Data extract —
+++

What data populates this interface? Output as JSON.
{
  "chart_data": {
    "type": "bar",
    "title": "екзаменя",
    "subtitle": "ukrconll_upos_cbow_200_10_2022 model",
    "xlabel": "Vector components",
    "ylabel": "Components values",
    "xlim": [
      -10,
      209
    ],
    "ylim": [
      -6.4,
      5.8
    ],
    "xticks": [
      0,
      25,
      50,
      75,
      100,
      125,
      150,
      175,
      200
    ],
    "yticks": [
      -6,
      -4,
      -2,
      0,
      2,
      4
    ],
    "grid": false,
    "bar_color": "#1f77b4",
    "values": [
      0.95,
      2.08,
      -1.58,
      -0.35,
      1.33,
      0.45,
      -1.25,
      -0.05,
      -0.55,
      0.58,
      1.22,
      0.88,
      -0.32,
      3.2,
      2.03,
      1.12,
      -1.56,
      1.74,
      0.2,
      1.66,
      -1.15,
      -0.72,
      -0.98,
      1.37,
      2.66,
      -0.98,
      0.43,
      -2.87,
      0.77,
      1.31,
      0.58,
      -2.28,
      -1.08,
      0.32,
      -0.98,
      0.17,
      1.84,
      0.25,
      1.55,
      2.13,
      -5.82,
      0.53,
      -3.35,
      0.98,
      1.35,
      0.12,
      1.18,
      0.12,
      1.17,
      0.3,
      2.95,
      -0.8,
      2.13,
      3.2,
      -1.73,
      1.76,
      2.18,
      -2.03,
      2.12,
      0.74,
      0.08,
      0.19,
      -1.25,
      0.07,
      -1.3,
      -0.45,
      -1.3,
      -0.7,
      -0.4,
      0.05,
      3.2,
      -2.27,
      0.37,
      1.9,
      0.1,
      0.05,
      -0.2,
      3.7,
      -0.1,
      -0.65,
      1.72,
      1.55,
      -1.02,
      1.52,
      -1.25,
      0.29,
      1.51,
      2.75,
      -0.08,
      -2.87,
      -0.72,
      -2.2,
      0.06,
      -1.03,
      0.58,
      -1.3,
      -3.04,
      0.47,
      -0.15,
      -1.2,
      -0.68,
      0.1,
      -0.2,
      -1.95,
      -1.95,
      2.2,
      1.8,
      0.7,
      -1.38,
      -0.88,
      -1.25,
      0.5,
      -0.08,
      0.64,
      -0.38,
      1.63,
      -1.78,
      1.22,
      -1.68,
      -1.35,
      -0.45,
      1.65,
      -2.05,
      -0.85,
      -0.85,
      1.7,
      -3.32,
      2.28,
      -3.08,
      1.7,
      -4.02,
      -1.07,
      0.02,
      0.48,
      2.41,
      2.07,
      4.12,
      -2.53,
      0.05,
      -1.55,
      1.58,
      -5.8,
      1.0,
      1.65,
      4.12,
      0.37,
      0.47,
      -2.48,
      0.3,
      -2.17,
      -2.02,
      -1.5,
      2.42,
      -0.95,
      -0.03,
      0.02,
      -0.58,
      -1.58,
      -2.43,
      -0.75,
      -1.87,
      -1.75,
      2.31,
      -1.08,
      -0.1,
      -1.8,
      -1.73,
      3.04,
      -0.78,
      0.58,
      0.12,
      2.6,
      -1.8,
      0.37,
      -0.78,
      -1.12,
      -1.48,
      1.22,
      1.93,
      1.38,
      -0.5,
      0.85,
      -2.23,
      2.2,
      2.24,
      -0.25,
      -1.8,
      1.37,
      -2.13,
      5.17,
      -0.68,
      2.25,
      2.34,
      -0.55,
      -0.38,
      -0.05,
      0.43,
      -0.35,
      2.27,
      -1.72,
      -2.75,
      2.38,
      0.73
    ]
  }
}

+++

Retype every record above exactly as it appears.

What data populates this interface? Output as JSON.
{
  "chart_data": {
    "type": "bar",
    "title": "екзаменя",
    "subtitle": "ukrconll_upos_cbow_200_10_2022 model",
    "xlabel": "Vector components",
    "ylabel": "Components values",
    "xlim": [
      -10,
      209
    ],
    "ylim": [
      -6.4,
      5.8
    ],
    "xticks": [
      0,
      25,
      50,
      75,
      100,
      125,
      150,
      175,
      200
    ],
    "yticks": [
      -6,
      -4,
      -2,
      0,
      2,
      4
    ],
    "grid": false,
    "bar_color": "#1f77b4",
    "values": [
      0.95,
      2.08,
      -1.58,
      -0.35,
      1.33,
      0.45,
      -1.25,
      -0.05,
      -0.55,
      0.58,
      1.22,
      0.88,
      -0.32,
      3.2,
      2.03,
      1.12,
      -1.56,
      1.74,
      0.2,
      1.66,
      -1.15,
      -0.72,
      -0.98,
      1.37,
      2.66,
      -0.98,
      0.43,
      -2.87,
      0.77,
      1.31,
      0.58,
      -2.28,
      -1.08,
      0.32,
      -0.98,
      0.17,
      1.84,
      0.25,
      1.55,
      2.13,
      -5.82,
      0.53,
      -3.35,
      0.98,
      1.35,
      0.12,
      1.18,
      0.12,
      1.17,
      0.3,
      2.95,
      -0.8,
      2.13,
      3.2,
      -1.73,
      1.76,
      2.18,
      -2.03,
      2.12,
      0.74,
      0.08,
      0.19,
      -1.25,
      0.07,
      -1.3,
      -0.45,
      -1.3,
      -0.7,
      -0.4,
      0.05,
      3.2,
      -2.27,
      0.37,
      1.9,
      0.1,
      0.05,
      -0.2,
      3.7,
      -0.1,
      -0.65,
      1.72,
      1.55,
      -1.02,
      1.52,
      -1.25,
      0.29,
      1.51,
      2.75,
      -0.08,
      -2.87,
      -0.72,
      -2.2,
      0.06,
      -1.03,
      0.58,
      -1.3,
      -3.04,
      0.47,
      -0.15,
      -1.2,
      -0.68,
      0.1,
      -0.2,
      -1.95,
      -1.95,
      2.2,
      1.8,
      0.7,
      -1.38,
      -0.88,
      -1.25,
      0.5,
      -0.08,
      0.64,
      -0.38,
      1.63,
      -1.78,
      1.22,
      -1.68,
      -1.35,
      -0.45,
      1.65,
      -2.05,
      -0.85,
      -0.85,
      1.7,
      -3.32,
      2.28,
      -3.08,
      1.7,
      -4.02,
      -1.07,
      0.02,
      0.48,
      2.41,
      2.07,
      4.12,
      -2.53,
      0.05,
      -1.55,
      1.58,
      -5.8,
      1.0,
      1.65,
      4.12,
      0.37,
      0.47,
      -2.48,
      0.3,
      -2.17,
      -2.02,
      -1.5,
      2.42,
      -0.95,
      -0.03,
      0.02,
      -0.58,
      -1.58,
      -2.43,
      -0.75,
      -1.87,
      -1.75,
      2.31,
      -1.08,
      -0.1,
      -1.8,
      -1.73,
      3.04,
      -0.78,
      0.58,
      0.12,
      2.6,
      -1.8,
      0.37,
      -0.78,
      -1.12,
      -1.48,
      1.22,
      1.93,
      1.38,
      -0.5,
      0.85,
      -2.23,
      2.2,
      2.24,
      -0.25,
      -1.8,
      1.37,
      -2.13,
      5.17,
      -0.68,
      2.25,
      2.34,
      -0.55,
      -0.38,
      -0.05,
      0.43,
      -0.35,
      2.27,
      -1.72,
      -2.75,
      2.38,
      0.73
    ]
  }
}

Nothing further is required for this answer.